Written exercise: Lines containing the word "background" are the ones to copy from the records below.

Stored rows:

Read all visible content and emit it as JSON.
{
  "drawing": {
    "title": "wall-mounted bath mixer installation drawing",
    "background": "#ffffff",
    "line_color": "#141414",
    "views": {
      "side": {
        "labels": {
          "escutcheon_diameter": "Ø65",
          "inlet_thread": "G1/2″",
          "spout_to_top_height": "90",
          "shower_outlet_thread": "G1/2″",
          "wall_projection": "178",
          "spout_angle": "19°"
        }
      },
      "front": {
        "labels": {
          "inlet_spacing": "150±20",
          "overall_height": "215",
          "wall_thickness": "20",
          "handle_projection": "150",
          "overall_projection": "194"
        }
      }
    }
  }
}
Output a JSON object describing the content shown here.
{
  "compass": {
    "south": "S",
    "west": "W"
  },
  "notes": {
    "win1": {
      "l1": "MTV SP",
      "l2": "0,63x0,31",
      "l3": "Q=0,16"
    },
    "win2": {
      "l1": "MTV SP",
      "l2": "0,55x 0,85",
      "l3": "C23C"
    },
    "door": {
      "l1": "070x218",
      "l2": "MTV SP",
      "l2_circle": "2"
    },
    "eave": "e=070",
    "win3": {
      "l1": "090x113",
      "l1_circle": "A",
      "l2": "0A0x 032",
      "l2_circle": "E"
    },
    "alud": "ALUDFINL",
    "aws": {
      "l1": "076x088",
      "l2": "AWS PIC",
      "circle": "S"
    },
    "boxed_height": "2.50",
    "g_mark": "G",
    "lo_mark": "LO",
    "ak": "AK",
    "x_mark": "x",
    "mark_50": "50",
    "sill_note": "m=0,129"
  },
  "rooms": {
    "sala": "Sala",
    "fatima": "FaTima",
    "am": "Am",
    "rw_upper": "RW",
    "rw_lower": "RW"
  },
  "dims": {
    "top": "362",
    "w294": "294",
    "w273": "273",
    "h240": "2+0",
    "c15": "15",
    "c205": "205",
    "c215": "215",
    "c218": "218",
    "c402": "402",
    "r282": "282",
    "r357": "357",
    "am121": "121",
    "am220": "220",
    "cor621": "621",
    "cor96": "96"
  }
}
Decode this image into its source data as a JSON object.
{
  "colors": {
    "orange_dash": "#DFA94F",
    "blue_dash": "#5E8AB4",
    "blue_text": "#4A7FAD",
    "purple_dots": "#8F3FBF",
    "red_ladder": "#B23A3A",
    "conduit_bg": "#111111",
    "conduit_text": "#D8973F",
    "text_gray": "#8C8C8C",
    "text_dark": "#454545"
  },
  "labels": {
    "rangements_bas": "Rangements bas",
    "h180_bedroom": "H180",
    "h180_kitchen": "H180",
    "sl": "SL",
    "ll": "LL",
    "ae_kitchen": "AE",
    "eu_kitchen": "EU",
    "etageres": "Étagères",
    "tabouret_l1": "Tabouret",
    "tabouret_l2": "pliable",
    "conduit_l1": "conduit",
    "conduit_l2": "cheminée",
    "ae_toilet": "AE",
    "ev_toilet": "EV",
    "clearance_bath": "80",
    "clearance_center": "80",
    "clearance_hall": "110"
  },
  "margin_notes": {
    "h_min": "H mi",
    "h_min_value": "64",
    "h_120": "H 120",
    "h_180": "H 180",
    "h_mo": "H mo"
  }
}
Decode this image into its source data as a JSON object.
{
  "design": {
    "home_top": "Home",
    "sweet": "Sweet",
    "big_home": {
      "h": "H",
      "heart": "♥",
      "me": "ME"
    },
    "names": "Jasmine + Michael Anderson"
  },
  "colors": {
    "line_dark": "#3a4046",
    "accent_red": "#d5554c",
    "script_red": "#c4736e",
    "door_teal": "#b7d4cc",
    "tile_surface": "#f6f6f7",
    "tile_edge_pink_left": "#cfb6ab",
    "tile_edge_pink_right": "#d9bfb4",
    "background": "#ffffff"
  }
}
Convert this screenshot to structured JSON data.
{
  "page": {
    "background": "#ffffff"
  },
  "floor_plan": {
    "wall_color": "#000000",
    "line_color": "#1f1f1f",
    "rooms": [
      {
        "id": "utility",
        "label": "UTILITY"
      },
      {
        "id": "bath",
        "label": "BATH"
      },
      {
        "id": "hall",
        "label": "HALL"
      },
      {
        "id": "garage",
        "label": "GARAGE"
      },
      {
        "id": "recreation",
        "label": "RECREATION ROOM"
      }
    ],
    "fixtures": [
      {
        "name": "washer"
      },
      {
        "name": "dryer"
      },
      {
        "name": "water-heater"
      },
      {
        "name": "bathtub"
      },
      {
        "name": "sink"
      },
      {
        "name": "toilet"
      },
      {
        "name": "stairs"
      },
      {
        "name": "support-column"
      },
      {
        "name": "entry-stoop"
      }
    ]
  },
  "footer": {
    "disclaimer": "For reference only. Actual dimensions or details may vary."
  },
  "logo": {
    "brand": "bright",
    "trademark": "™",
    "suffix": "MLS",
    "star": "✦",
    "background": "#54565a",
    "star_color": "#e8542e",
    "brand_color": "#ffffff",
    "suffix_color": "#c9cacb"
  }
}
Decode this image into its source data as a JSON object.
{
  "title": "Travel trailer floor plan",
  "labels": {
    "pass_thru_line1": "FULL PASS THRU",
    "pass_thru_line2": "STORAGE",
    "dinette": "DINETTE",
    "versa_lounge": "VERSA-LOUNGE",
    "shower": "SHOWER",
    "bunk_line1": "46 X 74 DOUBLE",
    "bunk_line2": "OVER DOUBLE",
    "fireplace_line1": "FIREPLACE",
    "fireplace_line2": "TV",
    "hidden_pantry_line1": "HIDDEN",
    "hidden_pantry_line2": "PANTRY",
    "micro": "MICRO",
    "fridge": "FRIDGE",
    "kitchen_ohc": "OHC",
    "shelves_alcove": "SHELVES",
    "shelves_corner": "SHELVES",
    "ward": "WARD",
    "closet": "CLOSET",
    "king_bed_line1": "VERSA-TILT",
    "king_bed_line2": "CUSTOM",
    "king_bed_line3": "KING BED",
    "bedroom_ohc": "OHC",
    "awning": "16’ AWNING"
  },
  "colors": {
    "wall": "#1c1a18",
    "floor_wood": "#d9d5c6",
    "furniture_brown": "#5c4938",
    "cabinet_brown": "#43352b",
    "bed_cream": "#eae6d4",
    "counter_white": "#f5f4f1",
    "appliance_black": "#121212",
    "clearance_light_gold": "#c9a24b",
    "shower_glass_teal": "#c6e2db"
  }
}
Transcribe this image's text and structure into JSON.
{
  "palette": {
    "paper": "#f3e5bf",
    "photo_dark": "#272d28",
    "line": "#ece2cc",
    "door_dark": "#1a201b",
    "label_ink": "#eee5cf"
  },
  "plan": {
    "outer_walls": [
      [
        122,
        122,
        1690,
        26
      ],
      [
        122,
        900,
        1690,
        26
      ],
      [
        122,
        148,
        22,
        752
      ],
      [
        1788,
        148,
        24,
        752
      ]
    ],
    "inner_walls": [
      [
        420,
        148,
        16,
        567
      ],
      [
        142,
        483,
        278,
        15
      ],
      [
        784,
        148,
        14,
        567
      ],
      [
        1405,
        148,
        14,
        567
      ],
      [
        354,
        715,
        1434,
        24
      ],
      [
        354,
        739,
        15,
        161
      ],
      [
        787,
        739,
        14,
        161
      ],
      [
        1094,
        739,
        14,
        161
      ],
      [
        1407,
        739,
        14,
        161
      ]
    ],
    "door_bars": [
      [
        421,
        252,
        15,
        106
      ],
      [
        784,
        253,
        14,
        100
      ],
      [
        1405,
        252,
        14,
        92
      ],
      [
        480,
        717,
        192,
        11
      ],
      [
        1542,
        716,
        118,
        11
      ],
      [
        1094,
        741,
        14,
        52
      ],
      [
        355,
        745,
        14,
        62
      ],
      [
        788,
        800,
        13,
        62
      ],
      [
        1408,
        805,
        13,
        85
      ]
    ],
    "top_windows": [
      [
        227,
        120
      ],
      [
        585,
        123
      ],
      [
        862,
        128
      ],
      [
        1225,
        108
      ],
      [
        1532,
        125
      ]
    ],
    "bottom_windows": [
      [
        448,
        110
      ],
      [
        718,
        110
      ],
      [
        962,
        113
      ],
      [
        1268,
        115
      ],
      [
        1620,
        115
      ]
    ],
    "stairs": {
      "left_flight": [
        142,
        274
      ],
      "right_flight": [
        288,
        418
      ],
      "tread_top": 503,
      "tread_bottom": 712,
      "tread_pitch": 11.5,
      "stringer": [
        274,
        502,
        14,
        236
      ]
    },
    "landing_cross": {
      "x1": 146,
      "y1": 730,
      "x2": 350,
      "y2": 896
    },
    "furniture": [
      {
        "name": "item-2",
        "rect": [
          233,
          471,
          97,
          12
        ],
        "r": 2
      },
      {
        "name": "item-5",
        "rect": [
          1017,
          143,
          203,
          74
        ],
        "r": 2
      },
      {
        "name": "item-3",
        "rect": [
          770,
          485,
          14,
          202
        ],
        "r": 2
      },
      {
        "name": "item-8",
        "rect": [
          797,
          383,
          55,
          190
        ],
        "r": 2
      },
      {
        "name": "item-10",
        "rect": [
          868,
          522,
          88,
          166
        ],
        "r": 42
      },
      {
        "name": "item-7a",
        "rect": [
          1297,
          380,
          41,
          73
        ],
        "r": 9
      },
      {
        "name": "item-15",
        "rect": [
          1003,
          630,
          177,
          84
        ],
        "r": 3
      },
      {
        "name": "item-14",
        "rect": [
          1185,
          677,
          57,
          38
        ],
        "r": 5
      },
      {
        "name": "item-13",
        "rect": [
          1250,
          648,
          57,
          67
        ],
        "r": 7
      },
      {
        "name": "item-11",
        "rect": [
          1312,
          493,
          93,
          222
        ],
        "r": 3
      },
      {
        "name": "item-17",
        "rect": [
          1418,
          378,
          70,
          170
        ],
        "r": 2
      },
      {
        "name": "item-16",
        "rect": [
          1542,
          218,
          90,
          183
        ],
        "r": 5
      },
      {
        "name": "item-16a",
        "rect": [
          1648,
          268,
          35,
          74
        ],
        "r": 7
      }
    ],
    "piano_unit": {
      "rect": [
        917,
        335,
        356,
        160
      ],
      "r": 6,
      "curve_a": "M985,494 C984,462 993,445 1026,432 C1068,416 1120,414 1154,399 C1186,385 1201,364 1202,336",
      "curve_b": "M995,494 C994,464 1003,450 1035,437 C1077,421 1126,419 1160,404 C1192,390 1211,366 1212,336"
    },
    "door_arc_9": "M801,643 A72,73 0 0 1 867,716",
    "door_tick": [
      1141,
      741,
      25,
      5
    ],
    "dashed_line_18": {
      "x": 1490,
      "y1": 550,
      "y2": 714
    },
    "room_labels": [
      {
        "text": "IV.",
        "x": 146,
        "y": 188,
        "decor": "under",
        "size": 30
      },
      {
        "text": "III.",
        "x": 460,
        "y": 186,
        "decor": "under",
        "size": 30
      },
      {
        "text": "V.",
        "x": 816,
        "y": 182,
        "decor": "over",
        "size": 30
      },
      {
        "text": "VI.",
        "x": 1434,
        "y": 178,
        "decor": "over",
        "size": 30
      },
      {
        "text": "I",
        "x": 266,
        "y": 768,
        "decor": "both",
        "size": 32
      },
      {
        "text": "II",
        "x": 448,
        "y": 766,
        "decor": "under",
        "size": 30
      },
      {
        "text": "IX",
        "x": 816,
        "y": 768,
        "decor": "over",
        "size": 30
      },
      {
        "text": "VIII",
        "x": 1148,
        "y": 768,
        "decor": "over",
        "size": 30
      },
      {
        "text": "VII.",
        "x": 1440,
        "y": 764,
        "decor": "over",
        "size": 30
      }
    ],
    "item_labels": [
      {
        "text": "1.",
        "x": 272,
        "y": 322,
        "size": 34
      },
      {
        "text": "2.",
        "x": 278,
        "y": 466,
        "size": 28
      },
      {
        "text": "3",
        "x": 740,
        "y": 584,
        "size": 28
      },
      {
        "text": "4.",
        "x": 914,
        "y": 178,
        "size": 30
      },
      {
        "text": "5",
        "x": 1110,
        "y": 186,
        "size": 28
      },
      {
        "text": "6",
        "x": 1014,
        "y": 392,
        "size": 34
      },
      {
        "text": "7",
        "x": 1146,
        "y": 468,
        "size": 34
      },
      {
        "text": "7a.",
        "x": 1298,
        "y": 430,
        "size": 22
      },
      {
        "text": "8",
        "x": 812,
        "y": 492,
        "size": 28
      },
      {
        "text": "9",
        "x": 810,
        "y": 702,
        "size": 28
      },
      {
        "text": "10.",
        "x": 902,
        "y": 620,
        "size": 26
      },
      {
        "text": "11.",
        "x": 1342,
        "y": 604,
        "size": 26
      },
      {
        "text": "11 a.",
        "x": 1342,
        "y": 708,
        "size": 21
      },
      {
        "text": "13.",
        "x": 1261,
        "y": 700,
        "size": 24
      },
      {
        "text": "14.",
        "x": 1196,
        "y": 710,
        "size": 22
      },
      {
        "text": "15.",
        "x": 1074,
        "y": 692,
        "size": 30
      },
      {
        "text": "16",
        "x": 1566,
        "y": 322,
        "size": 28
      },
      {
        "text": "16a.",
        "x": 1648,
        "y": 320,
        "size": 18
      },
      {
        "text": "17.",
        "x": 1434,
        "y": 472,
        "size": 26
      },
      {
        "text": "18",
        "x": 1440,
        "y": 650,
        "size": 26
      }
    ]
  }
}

Written response:
    "background": "#ffffff",
    "background": "#ffffff"
    "background": "#ffffff"
    "background": "#54565a",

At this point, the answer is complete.